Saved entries
━━━━━━

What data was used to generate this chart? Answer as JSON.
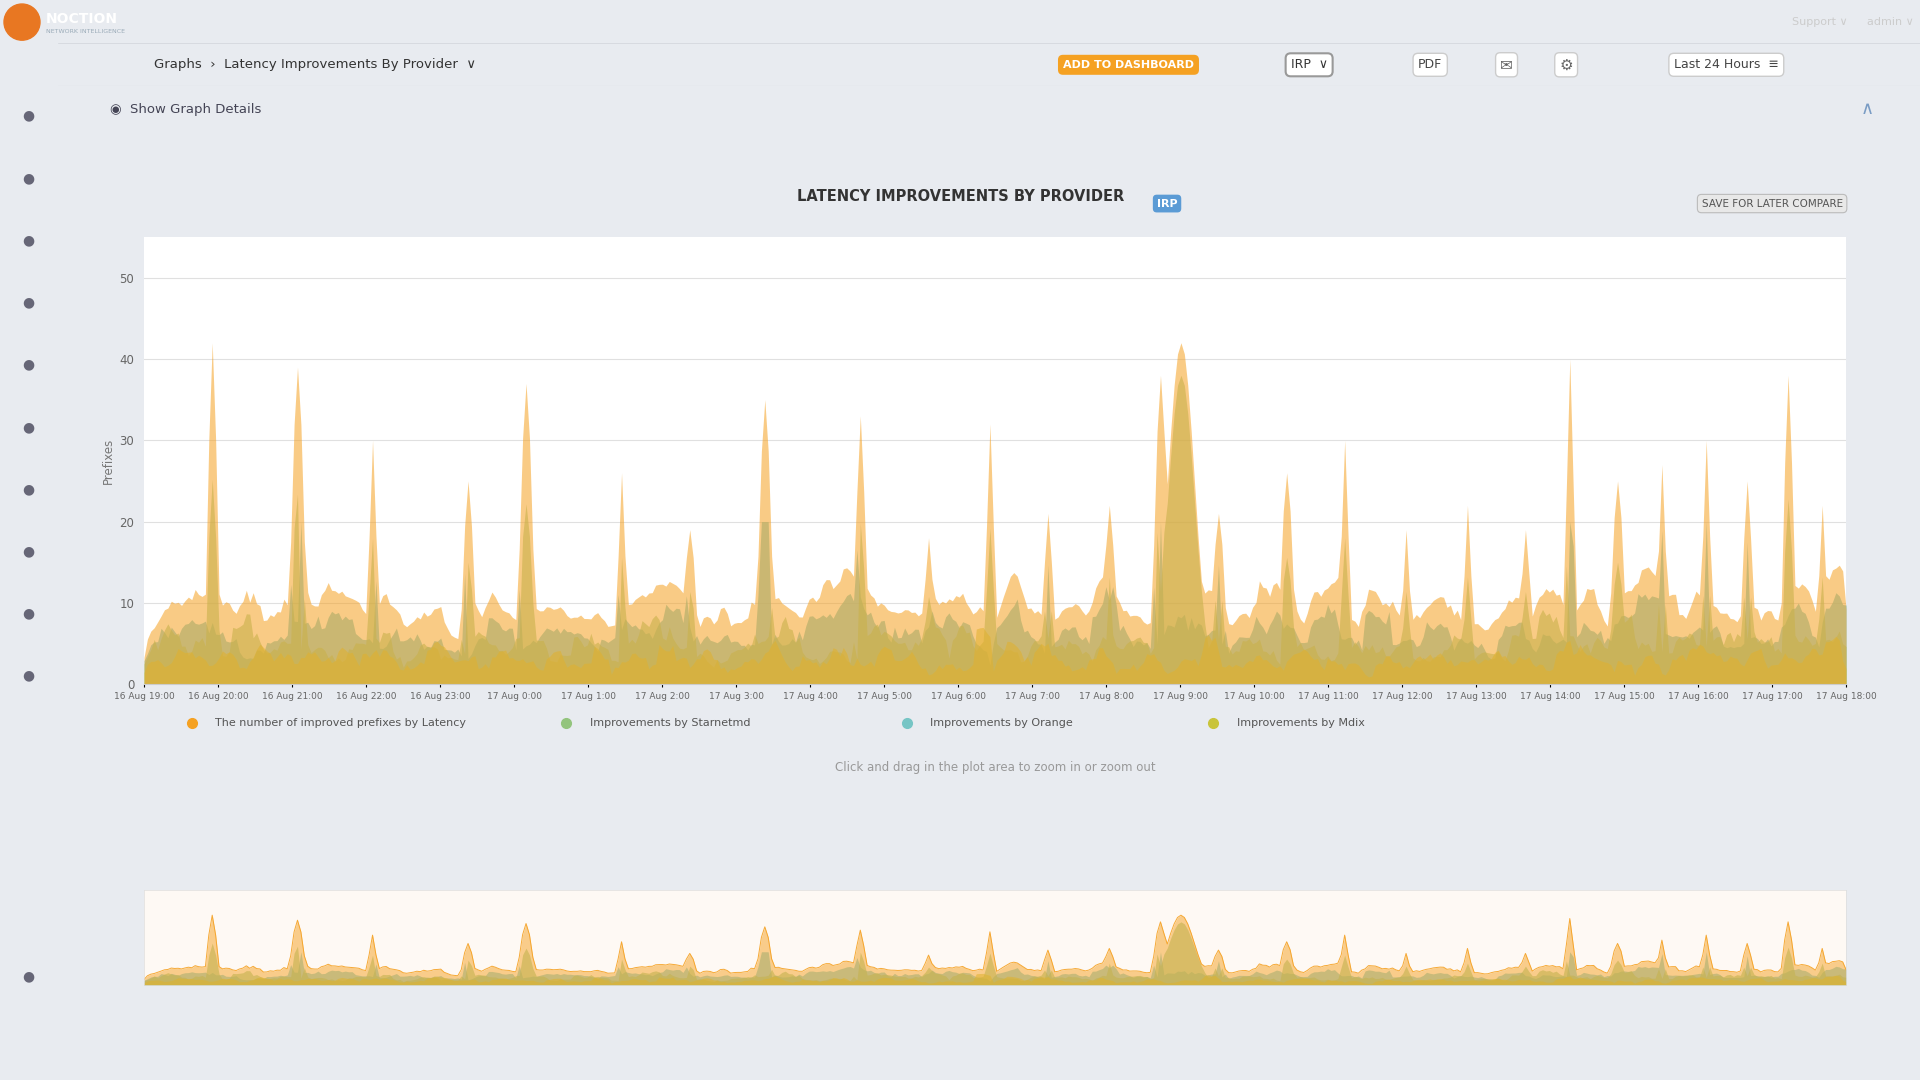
{
  "title": "LATENCY IMPROVEMENTS BY PROVIDER",
  "ylabel": "Prefixes",
  "yticks": [
    0,
    10,
    20,
    30,
    40,
    50
  ],
  "ylim": [
    0,
    55
  ],
  "bg_color": "#ffffff",
  "outer_bg": "#e8ebf0",
  "nav_bg": "#35373d",
  "sidebar_bg": "#3a3d44",
  "content_bg": "#edf0f5",
  "panel_bg": "#ffffff",
  "details_bar_bg": "#dde4ef",
  "grid_color": "#e0e0e0",
  "color_orange": "#f5a122",
  "color_green": "#93c47d",
  "color_teal": "#76c5c5",
  "color_yellow": "#c9c43a",
  "legend_items": [
    {
      "label": "The number of improved prefixes by Latency",
      "color": "#f5a122"
    },
    {
      "label": "Improvements by Starnetmd",
      "color": "#93c47d"
    },
    {
      "label": "Improvements by Orange",
      "color": "#76c5c5"
    },
    {
      "label": "Improvements by Mdix",
      "color": "#c9c43a"
    }
  ],
  "xtick_labels": [
    "16 Aug 19:00",
    "16 Aug 20:00",
    "16 Aug 21:00",
    "16 Aug 22:00",
    "16 Aug 23:00",
    "17 Aug 0:00",
    "17 Aug 1:00",
    "17 Aug 2:00",
    "17 Aug 3:00",
    "17 Aug 4:00",
    "17 Aug 5:00",
    "17 Aug 6:00",
    "17 Aug 7:00",
    "17 Aug 8:00",
    "17 Aug 9:00",
    "17 Aug 10:00",
    "17 Aug 11:00",
    "17 Aug 12:00",
    "17 Aug 13:00",
    "17 Aug 14:00",
    "17 Aug 15:00",
    "17 Aug 16:00",
    "17 Aug 17:00",
    "17 Aug 18:00"
  ],
  "n_points": 500,
  "irp_badge_color": "#5b9bd5",
  "save_btn_bg": "#e8e8e8",
  "save_btn_border": "#bbbbbb",
  "add_dashboard_bg": "#f5a122",
  "breadcrumb_text": "Graphs  ›  Latency Improvements By Provider",
  "show_details_text": "Show Graph Details",
  "click_drag_text": "Click and drag in the plot area to zoom in or zoom out",
  "last24_text": "Last 24 Hours"
}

━━━━━━

> **Goal**
Return each line from the material above exactly, but not the pictures.

> **Result of the exercise**
What data was used to generate this chart? Answer as JSON.
{
  "title": "LATENCY IMPROVEMENTS BY PROVIDER",
  "ylabel": "Prefixes",
  "yticks": [
    0,
    10,
    20,
    30,
    40,
    50
  ],
  "ylim": [
    0,
    55
  ],
  "bg_color": "#ffffff",
  "outer_bg": "#e8ebf0",
  "nav_bg": "#35373d",
  "sidebar_bg": "#3a3d44",
  "content_bg": "#edf0f5",
  "panel_bg": "#ffffff",
  "details_bar_bg": "#dde4ef",
  "grid_color": "#e0e0e0",
  "color_orange": "#f5a122",
  "color_green": "#93c47d",
  "color_teal": "#76c5c5",
  "color_yellow": "#c9c43a",
  "legend_items": [
    {
      "label": "The number of improved prefixes by Latency",
      "color": "#f5a122"
    },
    {
      "label": "Improvements by Starnetmd",
      "color": "#93c47d"
    },
    {
      "label": "Improvements by Orange",
      "color": "#76c5c5"
    },
    {
      "label": "Improvements by Mdix",
      "color": "#c9c43a"
    }
  ],
  "xtick_labels": [
    "16 Aug 19:00",
    "16 Aug 20:00",
    "16 Aug 21:00",
    "16 Aug 22:00",
    "16 Aug 23:00",
    "17 Aug 0:00",
    "17 Aug 1:00",
    "17 Aug 2:00",
    "17 Aug 3:00",
    "17 Aug 4:00",
    "17 Aug 5:00",
    "17 Aug 6:00",
    "17 Aug 7:00",
    "17 Aug 8:00",
    "17 Aug 9:00",
    "17 Aug 10:00",
    "17 Aug 11:00",
    "17 Aug 12:00",
    "17 Aug 13:00",
    "17 Aug 14:00",
    "17 Aug 15:00",
    "17 Aug 16:00",
    "17 Aug 17:00",
    "17 Aug 18:00"
  ],
  "n_points": 500,
  "irp_badge_color": "#5b9bd5",
  "save_btn_bg": "#e8e8e8",
  "save_btn_border": "#bbbbbb",
  "add_dashboard_bg": "#f5a122",
  "breadcrumb_text": "Graphs  ›  Latency Improvements By Provider",
  "show_details_text": "Show Graph Details",
  "click_drag_text": "Click and drag in the plot area to zoom in or zoom out",
  "last24_text": "Last 24 Hours"
}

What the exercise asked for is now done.